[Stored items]

== == ==

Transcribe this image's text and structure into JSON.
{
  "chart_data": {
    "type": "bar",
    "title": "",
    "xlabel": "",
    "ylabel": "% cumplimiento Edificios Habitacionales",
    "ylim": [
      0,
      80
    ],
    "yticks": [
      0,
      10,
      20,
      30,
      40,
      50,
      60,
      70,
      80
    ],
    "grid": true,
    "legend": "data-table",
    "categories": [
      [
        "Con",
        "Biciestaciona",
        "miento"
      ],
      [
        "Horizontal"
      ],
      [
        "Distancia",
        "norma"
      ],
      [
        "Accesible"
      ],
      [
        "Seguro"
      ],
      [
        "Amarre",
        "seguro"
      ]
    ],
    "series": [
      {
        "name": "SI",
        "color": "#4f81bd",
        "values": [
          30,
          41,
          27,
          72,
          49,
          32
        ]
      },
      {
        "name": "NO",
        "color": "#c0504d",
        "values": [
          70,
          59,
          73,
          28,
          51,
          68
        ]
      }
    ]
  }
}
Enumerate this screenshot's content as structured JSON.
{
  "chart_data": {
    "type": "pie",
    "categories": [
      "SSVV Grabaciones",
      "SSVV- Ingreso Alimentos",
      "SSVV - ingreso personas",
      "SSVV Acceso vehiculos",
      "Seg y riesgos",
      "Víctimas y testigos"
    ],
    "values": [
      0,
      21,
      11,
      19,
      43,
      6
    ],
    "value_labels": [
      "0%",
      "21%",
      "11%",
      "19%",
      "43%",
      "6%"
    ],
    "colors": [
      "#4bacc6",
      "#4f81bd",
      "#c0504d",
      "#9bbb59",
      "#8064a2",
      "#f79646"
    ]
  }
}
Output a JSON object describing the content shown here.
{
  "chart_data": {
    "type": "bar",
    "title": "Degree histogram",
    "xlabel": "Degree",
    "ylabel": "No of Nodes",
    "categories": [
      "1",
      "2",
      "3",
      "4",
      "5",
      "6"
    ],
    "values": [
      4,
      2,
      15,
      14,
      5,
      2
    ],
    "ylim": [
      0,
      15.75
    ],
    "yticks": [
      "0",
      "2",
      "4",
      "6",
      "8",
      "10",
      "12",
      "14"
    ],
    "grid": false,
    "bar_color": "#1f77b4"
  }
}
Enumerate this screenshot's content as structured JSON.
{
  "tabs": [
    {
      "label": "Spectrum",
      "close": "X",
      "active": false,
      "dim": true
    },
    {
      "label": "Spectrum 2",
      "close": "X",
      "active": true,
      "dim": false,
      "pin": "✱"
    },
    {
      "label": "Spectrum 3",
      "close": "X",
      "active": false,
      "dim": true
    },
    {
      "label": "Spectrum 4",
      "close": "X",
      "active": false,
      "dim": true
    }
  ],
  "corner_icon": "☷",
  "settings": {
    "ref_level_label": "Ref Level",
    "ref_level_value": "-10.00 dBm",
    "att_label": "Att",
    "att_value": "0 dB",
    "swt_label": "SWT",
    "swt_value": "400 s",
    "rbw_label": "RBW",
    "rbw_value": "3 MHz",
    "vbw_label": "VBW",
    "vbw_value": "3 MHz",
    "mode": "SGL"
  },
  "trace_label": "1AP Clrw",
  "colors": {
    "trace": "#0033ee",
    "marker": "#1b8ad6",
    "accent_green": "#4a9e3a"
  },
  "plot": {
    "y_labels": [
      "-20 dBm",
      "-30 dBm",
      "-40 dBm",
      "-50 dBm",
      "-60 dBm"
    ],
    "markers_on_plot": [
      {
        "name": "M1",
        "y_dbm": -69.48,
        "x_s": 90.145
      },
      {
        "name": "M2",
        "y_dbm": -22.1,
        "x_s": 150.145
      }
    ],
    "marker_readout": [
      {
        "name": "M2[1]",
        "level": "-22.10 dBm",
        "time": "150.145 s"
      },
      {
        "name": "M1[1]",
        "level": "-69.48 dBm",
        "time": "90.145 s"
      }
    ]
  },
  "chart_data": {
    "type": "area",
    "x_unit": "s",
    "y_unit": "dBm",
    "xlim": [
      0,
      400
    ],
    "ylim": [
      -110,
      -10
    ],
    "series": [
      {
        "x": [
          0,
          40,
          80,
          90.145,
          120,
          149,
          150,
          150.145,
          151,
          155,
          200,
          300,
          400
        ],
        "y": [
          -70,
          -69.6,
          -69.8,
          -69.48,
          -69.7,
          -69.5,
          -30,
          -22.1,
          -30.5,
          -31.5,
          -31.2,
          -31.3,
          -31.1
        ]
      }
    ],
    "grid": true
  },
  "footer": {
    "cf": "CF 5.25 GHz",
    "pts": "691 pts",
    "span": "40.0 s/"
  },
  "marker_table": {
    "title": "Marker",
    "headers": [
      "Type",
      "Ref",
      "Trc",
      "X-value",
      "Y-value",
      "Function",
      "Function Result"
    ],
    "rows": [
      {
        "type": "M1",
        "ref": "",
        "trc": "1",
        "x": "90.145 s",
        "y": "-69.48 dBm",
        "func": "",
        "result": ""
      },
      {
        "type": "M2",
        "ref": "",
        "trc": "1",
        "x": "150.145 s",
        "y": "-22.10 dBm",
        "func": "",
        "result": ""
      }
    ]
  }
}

== == ==

• Given request:
Produce an exact copy of every entry above.

• Written solution:
Transcribe this image's text and structure into JSON.
{
  "chart_data": {
    "type": "bar",
    "title": "",
    "xlabel": "",
    "ylabel": "% cumplimiento Edificios Habitacionales",
    "ylim": [
      0,
      80
    ],
    "yticks": [
      0,
      10,
      20,
      30,
      40,
      50,
      60,
      70,
      80
    ],
    "grid": true,
    "legend": "data-table",
    "categories": [
      [
        "Con",
        "Biciestaciona",
        "miento"
      ],
      [
        "Horizontal"
      ],
      [
        "Distancia",
        "norma"
      ],
      [
        "Accesible"
      ],
      [
        "Seguro"
      ],
      [
        "Amarre",
        "seguro"
      ]
    ],
    "series": [
      {
        "name": "SI",
        "color": "#4f81bd",
        "values": [
          30,
          41,
          27,
          72,
          49,
          32
        ]
      },
      {
        "name": "NO",
        "color": "#c0504d",
        "values": [
          70,
          59,
          73,
          28,
          51,
          68
        ]
      }
    ]
  }
}
Enumerate this screenshot's content as structured JSON.
{
  "chart_data": {
    "type": "pie",
    "categories": [
      "SSVV Grabaciones",
      "SSVV- Ingreso Alimentos",
      "SSVV - ingreso personas",
      "SSVV Acceso vehiculos",
      "Seg y riesgos",
      "Víctimas y testigos"
    ],
    "values": [
      0,
      21,
      11,
      19,
      43,
      6
    ],
    "value_labels": [
      "0%",
      "21%",
      "11%",
      "19%",
      "43%",
      "6%"
    ],
    "colors": [
      "#4bacc6",
      "#4f81bd",
      "#c0504d",
      "#9bbb59",
      "#8064a2",
      "#f79646"
    ]
  }
}
Output a JSON object describing the content shown here.
{
  "chart_data": {
    "type": "bar",
    "title": "Degree histogram",
    "xlabel": "Degree",
    "ylabel": "No of Nodes",
    "categories": [
      "1",
      "2",
      "3",
      "4",
      "5",
      "6"
    ],
    "values": [
      4,
      2,
      15,
      14,
      5,
      2
    ],
    "ylim": [
      0,
      15.75
    ],
    "yticks": [
      "0",
      "2",
      "4",
      "6",
      "8",
      "10",
      "12",
      "14"
    ],
    "grid": false,
    "bar_color": "#1f77b4"
  }
}
Enumerate this screenshot's content as structured JSON.
{
  "tabs": [
    {
      "label": "Spectrum",
      "close": "X",
      "active": false,
      "dim": true
    },
    {
      "label": "Spectrum 2",
      "close": "X",
      "active": true,
      "dim": false,
      "pin": "✱"
    },
    {
      "label": "Spectrum 3",
      "close": "X",
      "active": false,
      "dim": true
    },
    {
      "label": "Spectrum 4",
      "close": "X",
      "active": false,
      "dim": true
    }
  ],
  "corner_icon": "☷",
  "settings": {
    "ref_level_label": "Ref Level",
    "ref_level_value": "-10.00 dBm",
    "att_label": "Att",
    "att_value": "0 dB",
    "swt_label": "SWT",
    "swt_value": "400 s",
    "rbw_label": "RBW",
    "rbw_value": "3 MHz",
    "vbw_label": "VBW",
    "vbw_value": "3 MHz",
    "mode": "SGL"
  },
  "trace_label": "1AP Clrw",
  "colors": {
    "trace": "#0033ee",
    "marker": "#1b8ad6",
    "accent_green": "#4a9e3a"
  },
  "plot": {
    "y_labels": [
      "-20 dBm",
      "-30 dBm",
      "-40 dBm",
      "-50 dBm",
      "-60 dBm"
    ],
    "markers_on_plot": [
      {
        "name": "M1",
        "y_dbm": -69.48,
        "x_s": 90.145
      },
      {
        "name": "M2",
        "y_dbm": -22.1,
        "x_s": 150.145
      }
    ],
    "marker_readout": [
      {
        "name": "M2[1]",
        "level": "-22.10 dBm",
        "time": "150.145 s"
      },
      {
        "name": "M1[1]",
        "level": "-69.48 dBm",
        "time": "90.145 s"
      }
    ]
  },
  "chart_data": {
    "type": "area",
    "x_unit": "s",
    "y_unit": "dBm",
    "xlim": [
      0,
      400
    ],
    "ylim": [
      -110,
      -10
    ],
    "series": [
      {
        "x": [
          0,
          40,
          80,
          90.145,
          120,
          149,
          150,
          150.145,
          151,
          155,
          200,
          300,
          400
        ],
        "y": [
          -70,
          -69.6,
          -69.8,
          -69.48,
          -69.7,
          -69.5,
          -30,
          -22.1,
          -30.5,
          -31.5,
          -31.2,
          -31.3,
          -31.1
        ]
      }
    ],
    "grid": true
  },
  "footer": {
    "cf": "CF 5.25 GHz",
    "pts": "691 pts",
    "span": "40.0 s/"
  },
  "marker_table": {
    "title": "Marker",
    "headers": [
      "Type",
      "Ref",
      "Trc",
      "X-value",
      "Y-value",
      "Function",
      "Function Result"
    ],
    "rows": [
      {
        "type": "M1",
        "ref": "",
        "trc": "1",
        "x": "90.145 s",
        "y": "-69.48 dBm",
        "func": "",
        "result": ""
      },
      {
        "type": "M2",
        "ref": "",
        "trc": "1",
        "x": "150.145 s",
        "y": "-22.10 dBm",
        "func": "",
        "result": ""
      }
    ]
  }
}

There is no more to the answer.